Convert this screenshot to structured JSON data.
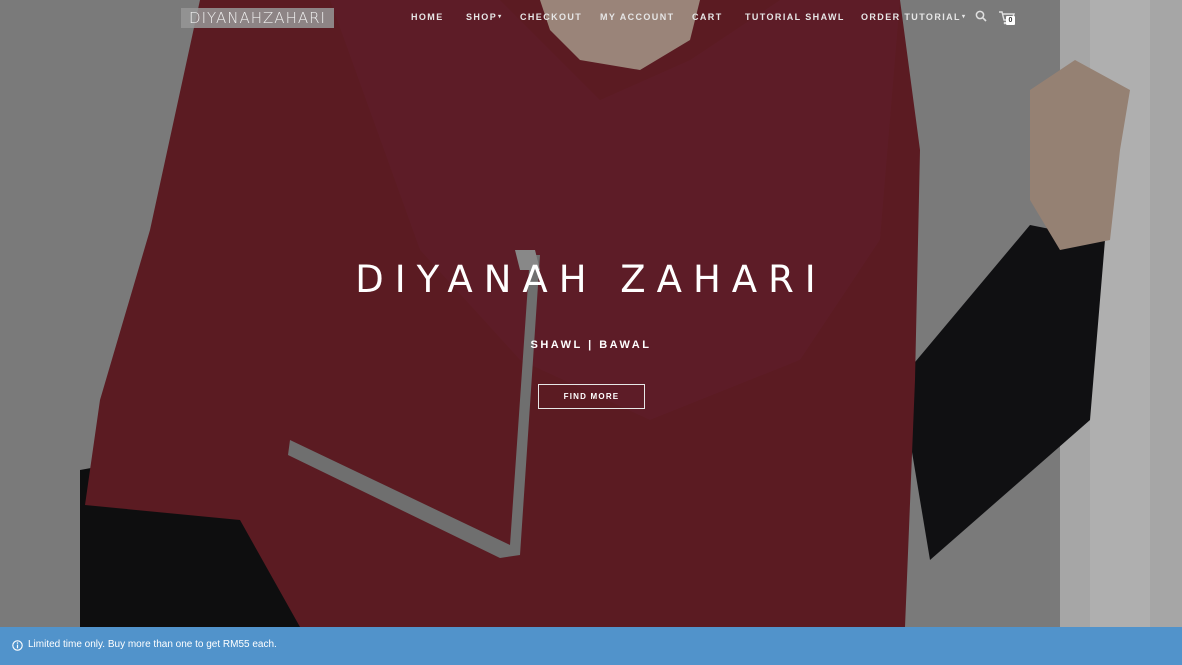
{
  "site": {
    "logo_text": "DIYANAHZAHARI"
  },
  "nav": {
    "items": [
      {
        "label": "HOME"
      },
      {
        "label": "SHOP",
        "has_dropdown": true
      },
      {
        "label": "CHECKOUT"
      },
      {
        "label": "MY ACCOUNT"
      },
      {
        "label": "CART"
      },
      {
        "label": "TUTORIAL SHAWL"
      },
      {
        "label": "ORDER TUTORIAL",
        "has_dropdown": true
      }
    ],
    "dropdown_caret": "▾",
    "search_icon": "search-icon",
    "cart_icon": "cart-icon",
    "cart_count": "0"
  },
  "hero": {
    "title": "DIYANAH ZAHARI",
    "subtitle": "SHAWL | BAWAL",
    "cta_label": "FIND MORE",
    "image": "model in maroon hijab with beaded trim"
  },
  "notice": {
    "icon": "info-icon",
    "text": "Limited time only. Buy more than one to get RM55 each."
  },
  "colors": {
    "hijab": "#7e2630",
    "notice_bar": "#5193cb",
    "text": "#ffffff"
  }
}
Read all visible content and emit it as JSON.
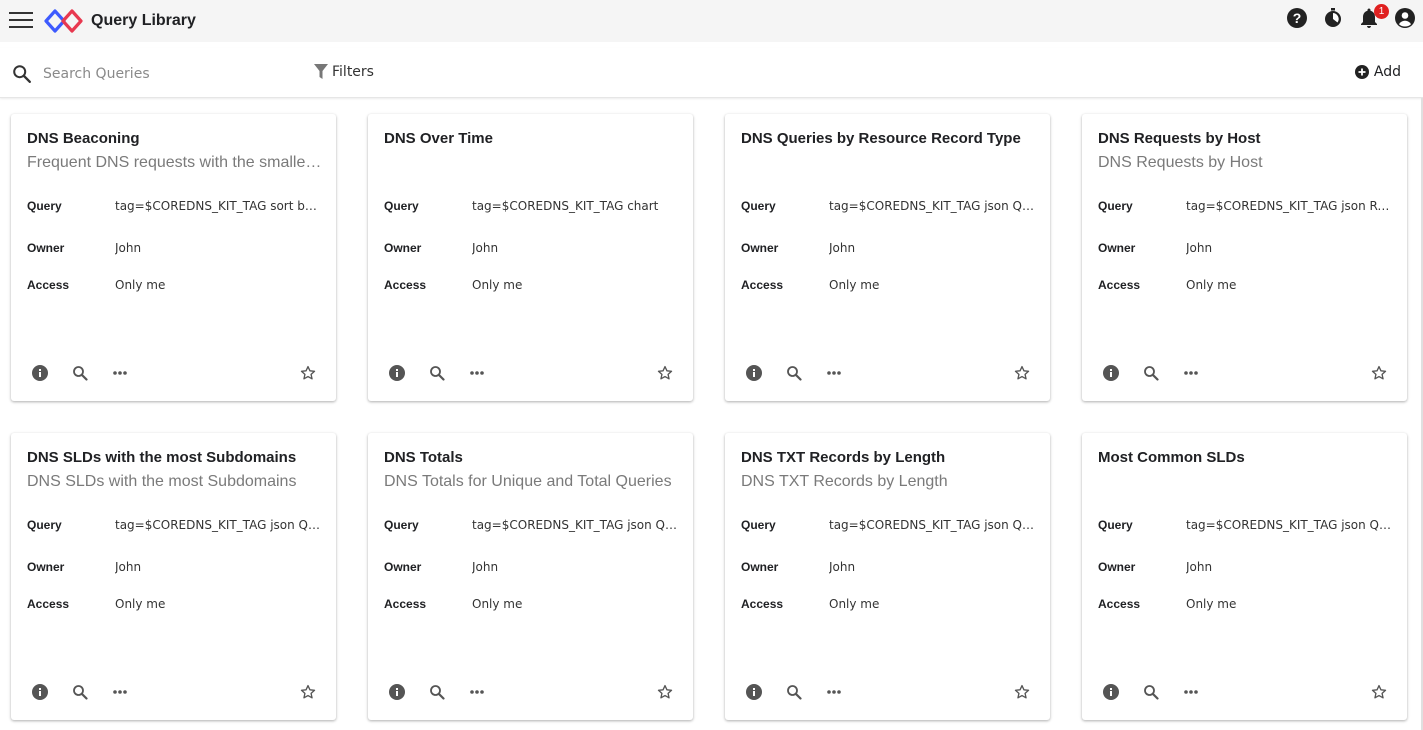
{
  "app": {
    "title": "Query Library"
  },
  "header": {
    "notification_count": "1"
  },
  "search": {
    "placeholder": "Search Queries"
  },
  "toolbar": {
    "filters_label": "Filters",
    "add_label": "Add"
  },
  "labels": {
    "query": "Query",
    "owner": "Owner",
    "access": "Access"
  },
  "colors": {
    "logo_red": "#e8384f",
    "logo_blue": "#3d5afe",
    "badge": "#e02020"
  },
  "cards": [
    {
      "title": "DNS Beaconing",
      "subtitle": "Frequent DNS requests with the smallest time interval",
      "query": "tag=$COREDNS_KIT_TAG sort by time",
      "owner": "John",
      "access": "Only me"
    },
    {
      "title": "DNS Over Time",
      "subtitle": "",
      "query": "tag=$COREDNS_KIT_TAG chart",
      "owner": "John",
      "access": "Only me"
    },
    {
      "title": "DNS Queries by Resource Record Type",
      "subtitle": "",
      "query": "tag=$COREDNS_KIT_TAG json Question.Type",
      "owner": "John",
      "access": "Only me"
    },
    {
      "title": "DNS Requests by Host",
      "subtitle": "DNS Requests by Host",
      "query": "tag=$COREDNS_KIT_TAG json Remote",
      "owner": "John",
      "access": "Only me"
    },
    {
      "title": "DNS SLDs with the most Subdomains",
      "subtitle": "DNS SLDs with the most Subdomains",
      "query": "tag=$COREDNS_KIT_TAG json Question.Hdr.Name",
      "owner": "John",
      "access": "Only me"
    },
    {
      "title": "DNS Totals",
      "subtitle": "DNS Totals for Unique and Total Queries",
      "query": "tag=$COREDNS_KIT_TAG json Question.Hdr.Name",
      "owner": "John",
      "access": "Only me"
    },
    {
      "title": "DNS TXT Records by Length",
      "subtitle": "DNS TXT Records by Length",
      "query": "tag=$COREDNS_KIT_TAG json Question.Type",
      "owner": "John",
      "access": "Only me"
    },
    {
      "title": "Most Common SLDs",
      "subtitle": "",
      "query": "tag=$COREDNS_KIT_TAG json Question.Hdr.Name",
      "owner": "John",
      "access": "Only me"
    }
  ]
}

☆ ☆ ☆ ☆ ☆ ☆ ☆

* _SET EXERCISE_
From the data above, pick out each line containing "Length" and copy it.

* _RESPONSE TO THE EXERCISE_
      "title": "DNS TXT Records by Length",
      "subtitle": "DNS TXT Records by Length",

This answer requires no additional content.